>>>
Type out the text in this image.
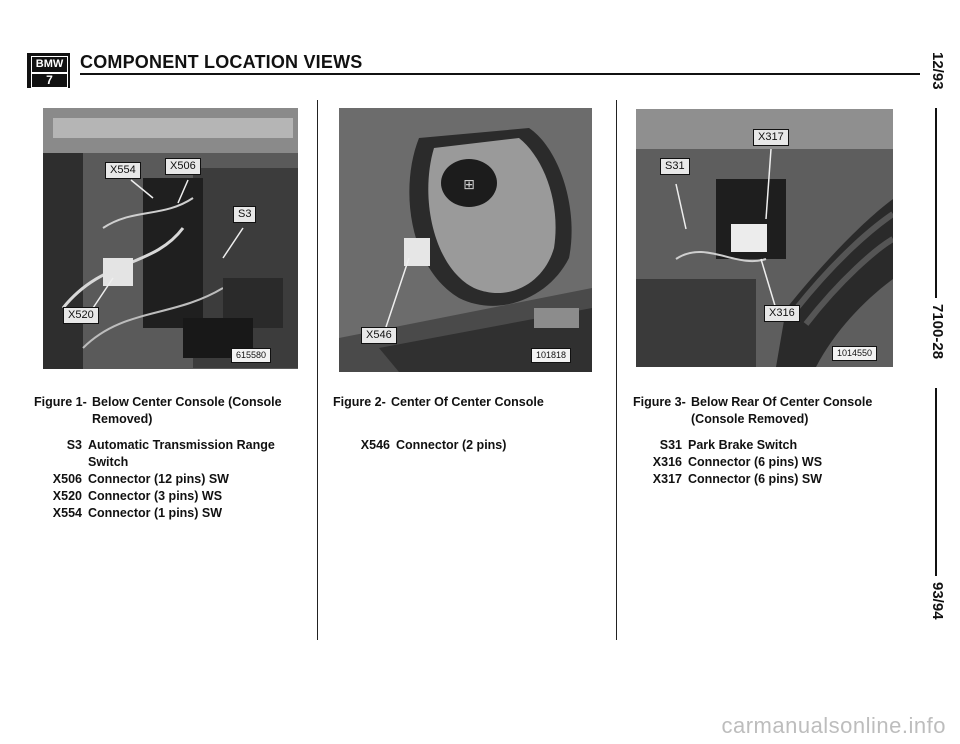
BMW
7
COMPONENT LOCATION VIEWS
X554	X506
S3
X520
615580
⊞
X546
101818
X317
S31
X316
1014550
Figure 1- Below Center Console (Console
Removed)
S3 Automatic Transmission Range
Switch
X506 Connector (12 pins) SW
X520 Connector (3 pins) WS
X554 Connector (1 pins) SW
Figure 2- Center Of Center Console
X546 Connector (2 pins)
Figure 3- Below Rear Of Center Console
(Console Removed)
S31 Park Brake Switch
X316 Connector (6 pins) WS
X317 Connector (6 pins) SW
12/93
7100-28
93/94
carmanualsonline.info
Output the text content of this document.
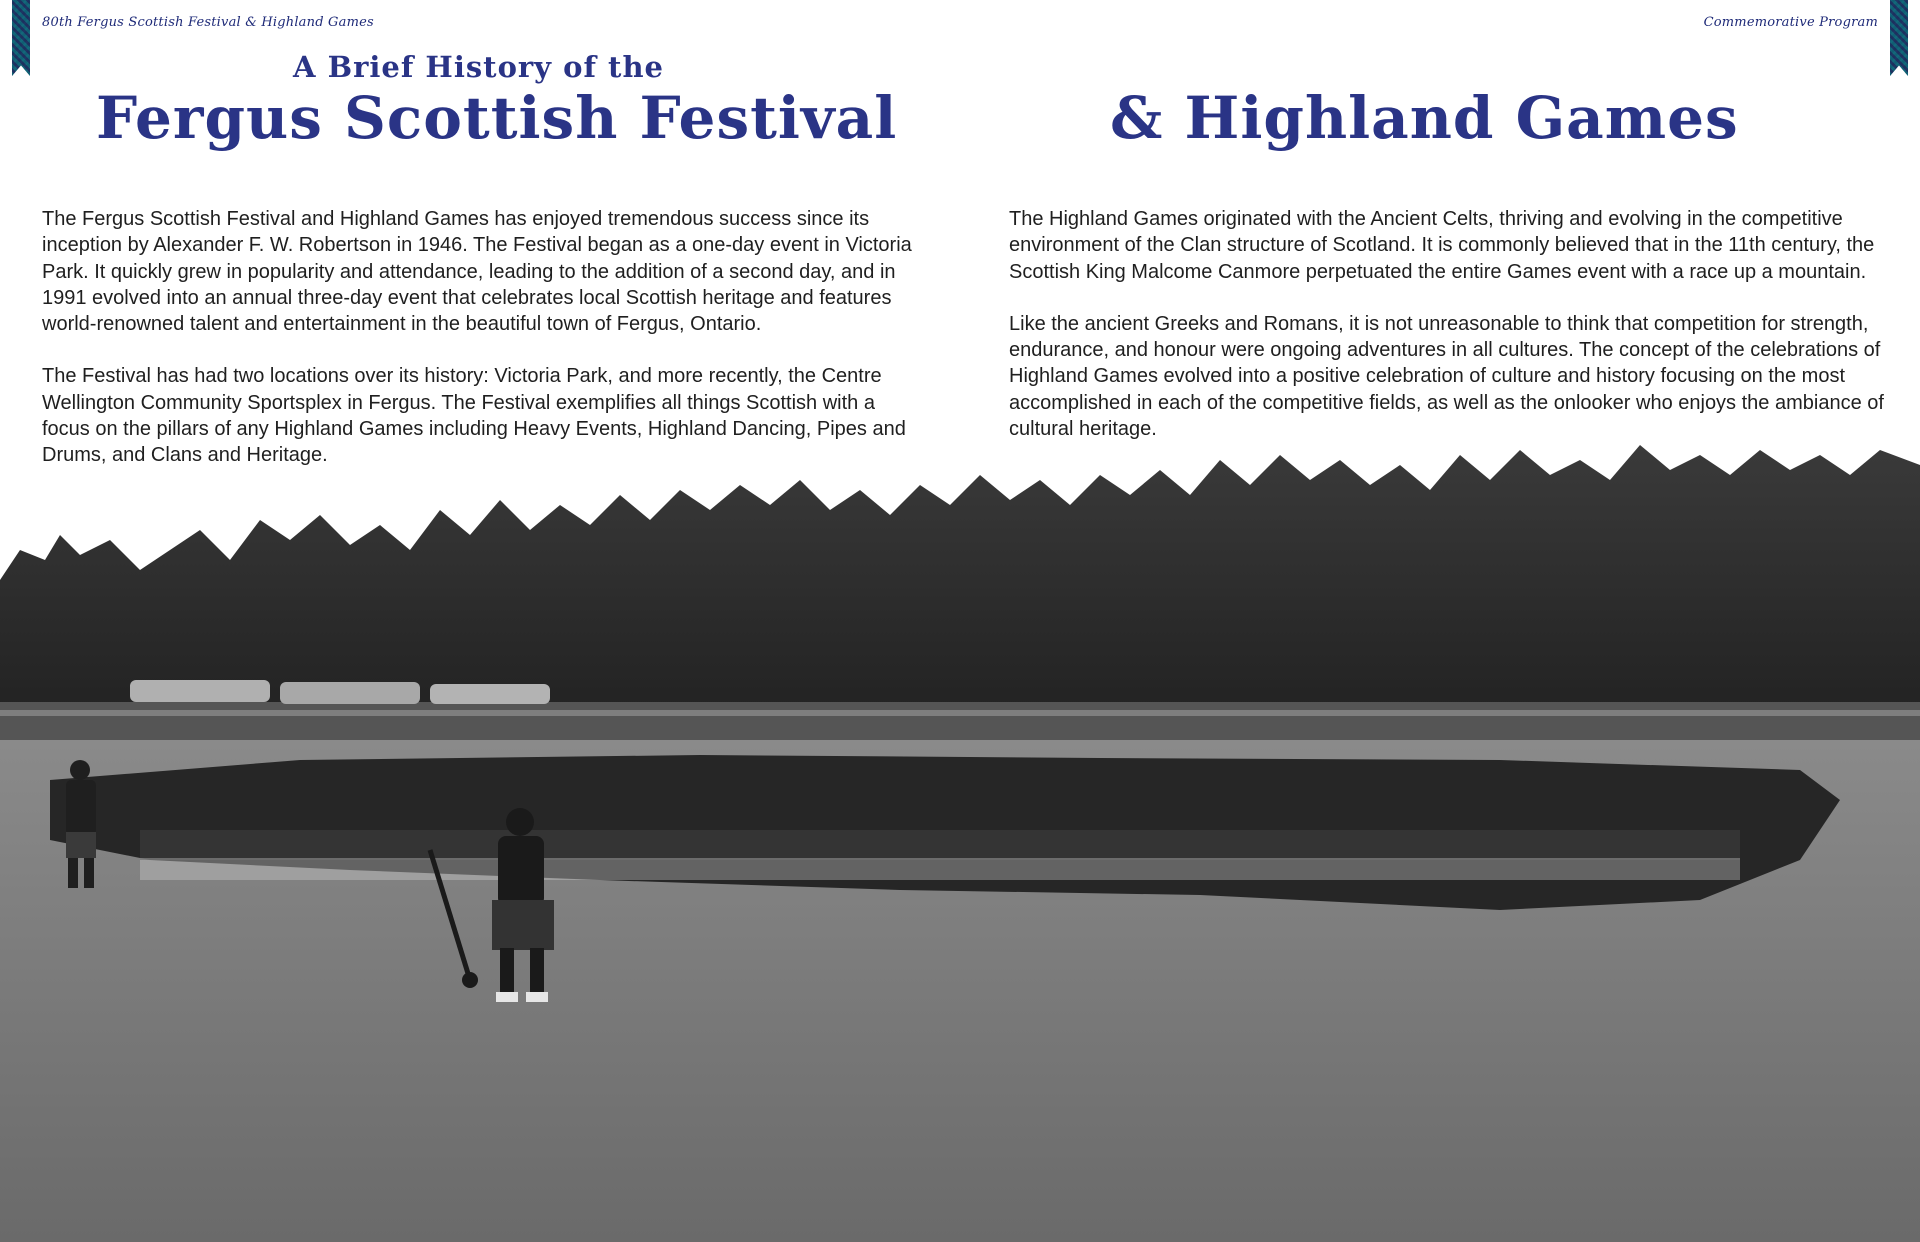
80th Fergus Scottish Festival & Highland Games
A Brief History of the
Fergus Scottish Festival

The Fergus Scottish Festival and Highland Games has enjoyed tremendous success since its inception by Alexander F. W. Robertson in 1946. The Festival began as a one-day event in Victoria Park. It quickly grew in popularity and attendance, leading to the addition of a second day, and in 1991 evolved into an annual three-day event that celebrates local Scottish heritage and features world-renowned talent and entertainment in the beautiful town of Fergus, Ontario.

The Festival has had two locations over its history: Victoria Park, and more recently, the Centre Wellington Community Sportsplex in Fergus. The Festival exemplifies all things Scottish with a focus on the pillars of any Highland Games including Heavy Events, Highland Dancing, Pipes and Drums, and Clans and Heritage.

Commemorative Program
& Highland Games

The Highland Games originated with the Ancient Celts, thriving and evolving in the competitive environment of the Clan structure of Scotland. It is commonly believed that in the 11th century, the Scottish King Malcome Canmore perpetuated the entire Games event with a race up a mountain.

Like the ancient Greeks and Romans, it is not unreasonable to think that competition for strength, endurance, and honour were ongoing adventures in all cultures. The concept of the celebrations of Highland Games evolved into a positive celebration of culture and history focusing on the most accomplished in each of the competitive fields, as well as the onlooker who enjoys the ambiance of cultural heritage.
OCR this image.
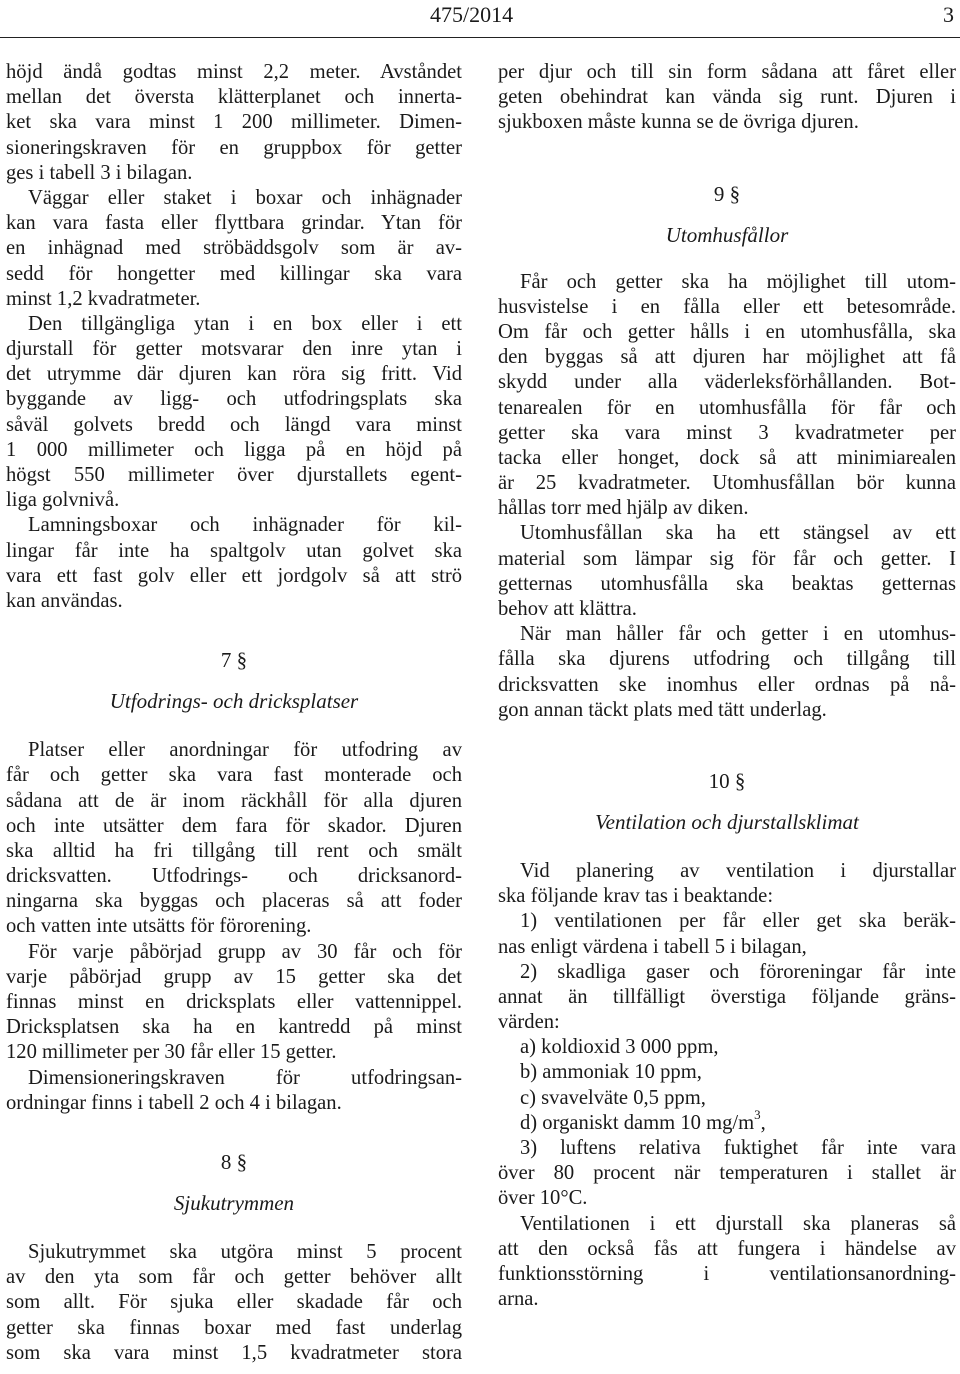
475/2014	3
höjd ändå godtas minst 2,2 meter. Avståndet
mellan det översta klätterplanet och innerta-
ket ska vara minst 1 200 millimeter. Dimen-
sioneringskraven för en gruppbox för getter
ges i tabell 3 i bilagan.
Väggar eller staket i boxar och inhägnader
kan vara fasta eller flyttbara grindar. Ytan för
en inhägnad med ströbäddsgolv som är av-
sedd för hongetter med killingar ska vara
minst 1,2 kvadratmeter.
Den tillgängliga ytan i en box eller i ett
djurstall för getter motsvarar den inre ytan i
det utrymme där djuren kan röra sig fritt. Vid
byggande av ligg- och utfodringsplats ska
såväl golvets bredd och längd vara minst
1 000 millimeter och ligga på en höjd på
högst 550 millimeter över djurstallets egent-
liga golvnivå.
Lamningsboxar och inhägnader för kil-
lingar får inte ha spaltgolv utan golvet ska
vara ett fast golv eller ett jordgolv så att strö
kan användas.
7 §
Utfodrings- och dricksplatser
Platser eller anordningar för utfodring av
får och getter ska vara fast monterade och
sådana att de är inom räckhåll för alla djuren
och inte utsätter dem fara för skador. Djuren
ska alltid ha fri tillgång till rent och smält
dricksvatten. Utfodrings- och dricksanord-
ningarna ska byggas och placeras så att foder
och vatten inte utsätts för förorening.
För varje påbörjad grupp av 30 får och för
varje påbörjad grupp av 15 getter ska det
finnas minst en dricksplats eller vattennippel.
Dricksplatsen ska ha en kantredd på minst
120 millimeter per 30 får eller 15 getter.
Dimensioneringskraven för utfodringsan-
ordningar finns i tabell 2 och 4 i bilagan.
8 §
Sjukutrymmen
Sjukutrymmet ska utgöra minst 5 procent
av den yta som får och getter behöver allt
som allt. För sjuka eller skadade får och
getter ska finnas boxar med fast underlag
som ska vara minst 1,5 kvadratmeter stora
per djur och till sin form sådana att fåret eller
geten obehindrat kan vända sig runt. Djuren i
sjukboxen måste kunna se de övriga djuren.
9 §
Utomhusfållor
Får och getter ska ha möjlighet till utom-
husvistelse i en fålla eller ett betesområde.
Om får och getter hålls i en utomhusfålla, ska
den byggas så att djuren har möjlighet att få
skydd under alla väderleksförhållanden. Bot-
tenarealen för en utomhusfålla för får och
getter ska vara minst 3 kvadratmeter per
tacka eller honget, dock så att minimiarealen
är 25 kvadratmeter. Utomhusfållan bör kunna
hållas torr med hjälp av diken.
Utomhusfållan ska ha ett stängsel av ett
material som lämpar sig för får och getter. I
getternas utomhusfålla ska beaktas getternas
behov att klättra.
När man håller får och getter i en utomhus-
fålla ska djurens utfodring och tillgång till
dricksvatten ske inomhus eller ordnas på nå-
gon annan täckt plats med tätt underlag.
10 §
Ventilation och djurstallsklimat
Vid planering av ventilation i djurstallar
ska följande krav tas i beaktande:
1) ventilationen per får eller get ska beräk-
nas enligt värdena i tabell 5 i bilagan,
2) skadliga gaser och föroreningar får inte
annat än tillfälligt överstiga följande gräns-
värden:
a) koldioxid 3 000 ppm,
b) ammoniak 10 ppm,
c) svavelväte 0,5 ppm,
d) organiskt damm 10 $mg/m^3$,
3) luftens relativa fuktighet får inte vara
över 80 procent när temperaturen i stallet är
över 10°C.
Ventilationen i ett djurstall ska planeras så
att den också fås att fungera i händelse av
funktionsstörning i ventilationsanordning-
arna.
<<<
Exercise goal – Copy out each line of the material that holds the word "byggas".

Expected answer –
ningarna ska byggas och placeras så att foder
den byggas så att djuren har möjlighet att få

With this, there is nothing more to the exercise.